Raw records:
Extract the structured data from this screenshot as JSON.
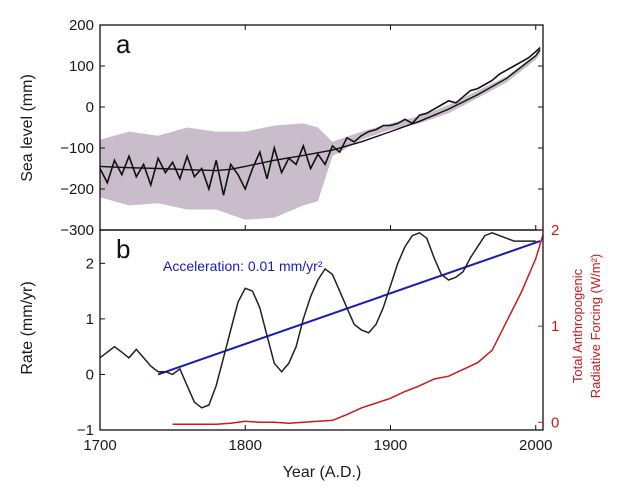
{
  "chart_data": [
    {
      "panel": "a",
      "type": "line",
      "xlabel": "Year (A.D.)",
      "ylabel": "Sea level (mm)",
      "xlim": [
        1700,
        2005
      ],
      "ylim": [
        -300,
        200
      ],
      "xticks": [
        "1700",
        "1800",
        "1900",
        "2000"
      ],
      "yticks": [
        "200",
        "100",
        "0",
        "−100",
        "−200",
        "−300"
      ],
      "series": [
        {
          "role": "annual sea level (noisy)",
          "color": "#111111",
          "x": [
            1700,
            1705,
            1710,
            1715,
            1720,
            1725,
            1730,
            1735,
            1740,
            1745,
            1750,
            1755,
            1760,
            1765,
            1770,
            1775,
            1780,
            1785,
            1790,
            1795,
            1800,
            1805,
            1810,
            1815,
            1820,
            1825,
            1830,
            1835,
            1840,
            1845,
            1850,
            1855,
            1860,
            1865,
            1870,
            1875,
            1880,
            1885,
            1890,
            1895,
            1900,
            1905,
            1910,
            1915,
            1920,
            1925,
            1930,
            1935,
            1940,
            1945,
            1950,
            1955,
            1960,
            1965,
            1970,
            1975,
            1980,
            1985,
            1990,
            1995,
            2000,
            2003
          ],
          "y": [
            -150,
            -185,
            -130,
            -165,
            -120,
            -170,
            -140,
            -190,
            -125,
            -160,
            -135,
            -175,
            -120,
            -170,
            -150,
            -200,
            -130,
            -215,
            -140,
            -165,
            -200,
            -150,
            -110,
            -175,
            -100,
            -160,
            -125,
            -140,
            -95,
            -150,
            -115,
            -140,
            -95,
            -110,
            -75,
            -85,
            -70,
            -60,
            -55,
            -45,
            -45,
            -40,
            -30,
            -40,
            -20,
            -15,
            -5,
            5,
            15,
            10,
            25,
            40,
            45,
            55,
            65,
            80,
            90,
            100,
            110,
            120,
            135,
            145
          ]
        },
        {
          "role": "smoothed sea level",
          "color": "#111111",
          "x": [
            1700,
            1720,
            1740,
            1760,
            1780,
            1790,
            1800,
            1820,
            1840,
            1860,
            1880,
            1900,
            1920,
            1940,
            1960,
            1980,
            2000,
            2003
          ],
          "y": [
            -145,
            -148,
            -150,
            -153,
            -155,
            -152,
            -145,
            -130,
            -118,
            -105,
            -85,
            -60,
            -35,
            -5,
            30,
            70,
            125,
            140
          ]
        },
        {
          "role": "uncertainty band",
          "color": "#c9bccb",
          "x": [
            1700,
            1720,
            1740,
            1760,
            1780,
            1800,
            1820,
            1840,
            1850,
            1860,
            1880,
            1900,
            1920,
            1940,
            1960,
            1980,
            2000,
            2003
          ],
          "upper": [
            -80,
            -60,
            -70,
            -50,
            -60,
            -60,
            -45,
            -40,
            -50,
            -85,
            -60,
            -40,
            -22,
            5,
            40,
            75,
            128,
            150
          ],
          "lower": [
            -220,
            -240,
            -235,
            -250,
            -250,
            -275,
            -270,
            -240,
            -230,
            -120,
            -80,
            -55,
            -40,
            -15,
            22,
            60,
            115,
            130
          ]
        }
      ],
      "annotations": [
        "a"
      ]
    },
    {
      "panel": "b",
      "type": "line",
      "xlabel": "Year (A.D.)",
      "ylabel": "Rate (mm/yr)",
      "y2label_line1": "Total Anthropogenic",
      "y2label_line2": "Radiative Forcing (W/m²)",
      "xlim": [
        1700,
        2005
      ],
      "ylim": [
        -1,
        2.6
      ],
      "y2lim": [
        -0.08,
        2
      ],
      "xticks": [
        "1700",
        "1800",
        "1900",
        "2000"
      ],
      "yticks": [
        "2",
        "1",
        "0",
        "−1"
      ],
      "y2ticks": [
        "2",
        "1",
        "0"
      ],
      "series": [
        {
          "role": "rate of sea-level rise",
          "color": "#222222",
          "x": [
            1700,
            1705,
            1710,
            1715,
            1720,
            1725,
            1730,
            1735,
            1740,
            1745,
            1750,
            1755,
            1760,
            1765,
            1770,
            1775,
            1780,
            1785,
            1790,
            1795,
            1800,
            1805,
            1810,
            1815,
            1820,
            1825,
            1830,
            1835,
            1840,
            1845,
            1850,
            1855,
            1860,
            1865,
            1870,
            1875,
            1880,
            1885,
            1890,
            1895,
            1900,
            1905,
            1910,
            1915,
            1920,
            1925,
            1930,
            1935,
            1940,
            1945,
            1950,
            1955,
            1960,
            1965,
            1970,
            1975,
            1980,
            1985,
            1990,
            1995,
            2000
          ],
          "y": [
            0.3,
            0.4,
            0.5,
            0.4,
            0.3,
            0.45,
            0.3,
            0.15,
            0.05,
            0.05,
            0.0,
            0.1,
            -0.2,
            -0.5,
            -0.6,
            -0.55,
            -0.2,
            0.3,
            0.8,
            1.3,
            1.55,
            1.5,
            1.2,
            0.7,
            0.2,
            0.05,
            0.2,
            0.5,
            1.0,
            1.4,
            1.7,
            1.9,
            1.8,
            1.5,
            1.2,
            0.9,
            0.8,
            0.75,
            0.9,
            1.2,
            1.6,
            2.0,
            2.3,
            2.5,
            2.55,
            2.45,
            2.1,
            1.8,
            1.7,
            1.75,
            1.85,
            2.1,
            2.3,
            2.5,
            2.55,
            2.5,
            2.45,
            2.4,
            2.4,
            2.4,
            2.4
          ]
        },
        {
          "role": "linear fit",
          "label": "Acceleration: 0.01 mm/yr²",
          "color": "#1a1ab8",
          "x": [
            1740,
            2003
          ],
          "y": [
            0.0,
            2.4
          ]
        },
        {
          "role": "radiative forcing",
          "axis": "y2",
          "color": "#cc1a1a",
          "x": [
            1750,
            1760,
            1770,
            1780,
            1790,
            1800,
            1810,
            1820,
            1830,
            1840,
            1850,
            1860,
            1870,
            1880,
            1890,
            1900,
            1910,
            1920,
            1930,
            1940,
            1950,
            1960,
            1970,
            1980,
            1990,
            2000,
            2005
          ],
          "y": [
            -0.02,
            -0.02,
            -0.02,
            -0.02,
            -0.01,
            0.01,
            0.0,
            0.0,
            -0.01,
            0.0,
            0.01,
            0.02,
            0.08,
            0.15,
            0.2,
            0.25,
            0.32,
            0.38,
            0.45,
            0.48,
            0.55,
            0.62,
            0.75,
            1.05,
            1.35,
            1.7,
            1.95
          ]
        }
      ],
      "annotations": [
        "b"
      ]
    }
  ]
}
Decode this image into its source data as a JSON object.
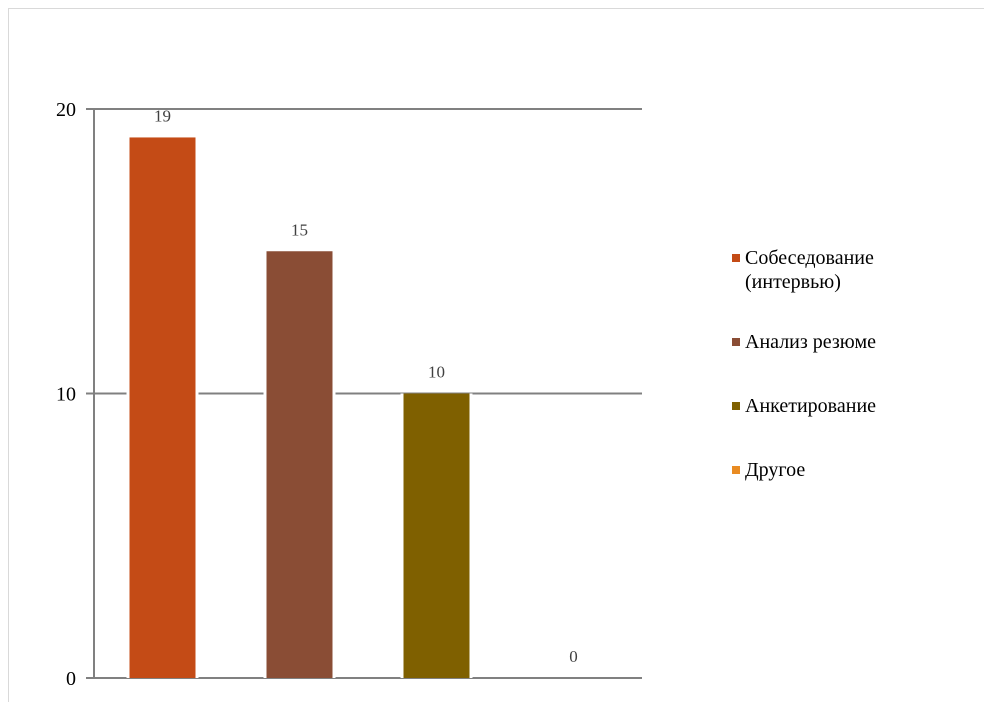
{
  "chart_data": {
    "type": "bar",
    "title": "",
    "xlabel": "",
    "ylabel": "",
    "ylim": [
      0,
      20
    ],
    "yticks": [
      0,
      10,
      20
    ],
    "grid": true,
    "legend_position": "right",
    "categories": [
      "Собеседование (интервью)",
      "Анализ резюме",
      "Анкетирование",
      "Другое"
    ],
    "values": [
      19,
      15,
      10,
      0
    ],
    "data_labels": [
      "19",
      "15",
      "10",
      "0"
    ],
    "colors": [
      "#C44B16",
      "#8A4D35",
      "#7F6000",
      "#E98B22"
    ],
    "legend": [
      {
        "label": "Собеседование (интервью)",
        "color": "#C44B16"
      },
      {
        "label": "Анализ резюме",
        "color": "#8A4D35"
      },
      {
        "label": "Анкетирование",
        "color": "#7F6000"
      },
      {
        "label": "Другое",
        "color": "#E98B22"
      }
    ]
  }
}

AIM
Skipping the pictures, transcribe each line above exactly as it appears.

SOLUTION TO THIS PROBLEM
Extract the structured data from this screenshot as JSON.
{
  "chart_data": [
    {
      "panel": "a",
      "type": "line",
      "xlabel": "Year (A.D.)",
      "ylabel": "Sea level (mm)",
      "xlim": [
        1700,
        2005
      ],
      "ylim": [
        -300,
        200
      ],
      "xticks": [
        "1700",
        "1800",
        "1900",
        "2000"
      ],
      "yticks": [
        "200",
        "100",
        "0",
        "−100",
        "−200",
        "−300"
      ],
      "series": [
        {
          "role": "annual sea level (noisy)",
          "color": "#111111",
          "x": [
            1700,
            1705,
            1710,
            1715,
            1720,
            1725,
            1730,
            1735,
            1740,
            1745,
            1750,
            1755,
            1760,
            1765,
            1770,
            1775,
            1780,
            1785,
            1790,
            1795,
            1800,
            1805,
            1810,
            1815,
            1820,
            1825,
            1830,
            1835,
            1840,
            1845,
            1850,
            1855,
            1860,
            1865,
            1870,
            1875,
            1880,
            1885,
            1890,
            1895,
            1900,
            1905,
            1910,
            1915,
            1920,
            1925,
            1930,
            1935,
            1940,
            1945,
            1950,
            1955,
            1960,
            1965,
            1970,
            1975,
            1980,
            1985,
            1990,
            1995,
            2000,
            2003
          ],
          "y": [
            -150,
            -185,
            -130,
            -165,
            -120,
            -170,
            -140,
            -190,
            -125,
            -160,
            -135,
            -175,
            -120,
            -170,
            -150,
            -200,
            -130,
            -215,
            -140,
            -165,
            -200,
            -150,
            -110,
            -175,
            -100,
            -160,
            -125,
            -140,
            -95,
            -150,
            -115,
            -140,
            -95,
            -110,
            -75,
            -85,
            -70,
            -60,
            -55,
            -45,
            -45,
            -40,
            -30,
            -40,
            -20,
            -15,
            -5,
            5,
            15,
            10,
            25,
            40,
            45,
            55,
            65,
            80,
            90,
            100,
            110,
            120,
            135,
            145
          ]
        },
        {
          "role": "smoothed sea level",
          "color": "#111111",
          "x": [
            1700,
            1720,
            1740,
            1760,
            1780,
            1790,
            1800,
            1820,
            1840,
            1860,
            1880,
            1900,
            1920,
            1940,
            1960,
            1980,
            2000,
            2003
          ],
          "y": [
            -145,
            -148,
            -150,
            -153,
            -155,
            -152,
            -145,
            -130,
            -118,
            -105,
            -85,
            -60,
            -35,
            -5,
            30,
            70,
            125,
            140
          ]
        },
        {
          "role": "uncertainty band",
          "color": "#c9bccb",
          "x": [
            1700,
            1720,
            1740,
            1760,
            1780,
            1800,
            1820,
            1840,
            1850,
            1860,
            1880,
            1900,
            1920,
            1940,
            1960,
            1980,
            2000,
            2003
          ],
          "upper": [
            -80,
            -60,
            -70,
            -50,
            -60,
            -60,
            -45,
            -40,
            -50,
            -85,
            -60,
            -40,
            -22,
            5,
            40,
            75,
            128,
            150
          ],
          "lower": [
            -220,
            -240,
            -235,
            -250,
            -250,
            -275,
            -270,
            -240,
            -230,
            -120,
            -80,
            -55,
            -40,
            -15,
            22,
            60,
            115,
            130
          ]
        }
      ],
      "annotations": [
        "a"
      ]
    },
    {
      "panel": "b",
      "type": "line",
      "xlabel": "Year (A.D.)",
      "ylabel": "Rate (mm/yr)",
      "y2label_line1": "Total Anthropogenic",
      "y2label_line2": "Radiative Forcing (W/m²)",
      "xlim": [
        1700,
        2005
      ],
      "ylim": [
        -1,
        2.6
      ],
      "y2lim": [
        -0.08,
        2
      ],
      "xticks": [
        "1700",
        "1800",
        "1900",
        "2000"
      ],
      "yticks": [
        "2",
        "1",
        "0",
        "−1"
      ],
      "y2ticks": [
        "2",
        "1",
        "0"
      ],
      "series": [
        {
          "role": "rate of sea-level rise",
          "color": "#222222",
          "x": [
            1700,
            1705,
            1710,
            1715,
            1720,
            1725,
            1730,
            1735,
            1740,
            1745,
            1750,
            1755,
            1760,
            1765,
            1770,
            1775,
            1780,
            1785,
            1790,
            1795,
            1800,
            1805,
            1810,
            1815,
            1820,
            1825,
            1830,
            1835,
            1840,
            1845,
            1850,
            1855,
            1860,
            1865,
            1870,
            1875,
            1880,
            1885,
            1890,
            1895,
            1900,
            1905,
            1910,
            1915,
            1920,
            1925,
            1930,
            1935,
            1940,
            1945,
            1950,
            1955,
            1960,
            1965,
            1970,
            1975,
            1980,
            1985,
            1990,
            1995,
            2000
          ],
          "y": [
            0.3,
            0.4,
            0.5,
            0.4,
            0.3,
            0.45,
            0.3,
            0.15,
            0.05,
            0.05,
            0.0,
            0.1,
            -0.2,
            -0.5,
            -0.6,
            -0.55,
            -0.2,
            0.3,
            0.8,
            1.3,
            1.55,
            1.5,
            1.2,
            0.7,
            0.2,
            0.05,
            0.2,
            0.5,
            1.0,
            1.4,
            1.7,
            1.9,
            1.8,
            1.5,
            1.2,
            0.9,
            0.8,
            0.75,
            0.9,
            1.2,
            1.6,
            2.0,
            2.3,
            2.5,
            2.55,
            2.45,
            2.1,
            1.8,
            1.7,
            1.75,
            1.85,
            2.1,
            2.3,
            2.5,
            2.55,
            2.5,
            2.45,
            2.4,
            2.4,
            2.4,
            2.4
          ]
        },
        {
          "role": "linear fit",
          "label": "Acceleration: 0.01 mm/yr²",
          "color": "#1a1ab8",
          "x": [
            1740,
            2003
          ],
          "y": [
            0.0,
            2.4
          ]
        },
        {
          "role": "radiative forcing",
          "axis": "y2",
          "color": "#cc1a1a",
          "x": [
            1750,
            1760,
            1770,
            1780,
            1790,
            1800,
            1810,
            1820,
            1830,
            1840,
            1850,
            1860,
            1870,
            1880,
            1890,
            1900,
            1910,
            1920,
            1930,
            1940,
            1950,
            1960,
            1970,
            1980,
            1990,
            2000,
            2005
          ],
          "y": [
            -0.02,
            -0.02,
            -0.02,
            -0.02,
            -0.01,
            0.01,
            0.0,
            0.0,
            -0.01,
            0.0,
            0.01,
            0.02,
            0.08,
            0.15,
            0.2,
            0.25,
            0.32,
            0.38,
            0.45,
            0.48,
            0.55,
            0.62,
            0.75,
            1.05,
            1.35,
            1.7,
            1.95
          ]
        }
      ],
      "annotations": [
        "b"
      ]
    }
  ]
}
Decode this image into its source data as a JSON object.
{
  "chart_data": {
    "type": "bar",
    "title": "",
    "xlabel": "",
    "ylabel": "",
    "ylim": [
      0,
      20
    ],
    "yticks": [
      0,
      10,
      20
    ],
    "grid": true,
    "legend_position": "right",
    "categories": [
      "Собеседование (интервью)",
      "Анализ резюме",
      "Анкетирование",
      "Другое"
    ],
    "values": [
      19,
      15,
      10,
      0
    ],
    "data_labels": [
      "19",
      "15",
      "10",
      "0"
    ],
    "colors": [
      "#C44B16",
      "#8A4D35",
      "#7F6000",
      "#E98B22"
    ],
    "legend": [
      {
        "label": "Собеседование (интервью)",
        "color": "#C44B16"
      },
      {
        "label": "Анализ резюме",
        "color": "#8A4D35"
      },
      {
        "label": "Анкетирование",
        "color": "#7F6000"
      },
      {
        "label": "Другое",
        "color": "#E98B22"
      }
    ]
  }
}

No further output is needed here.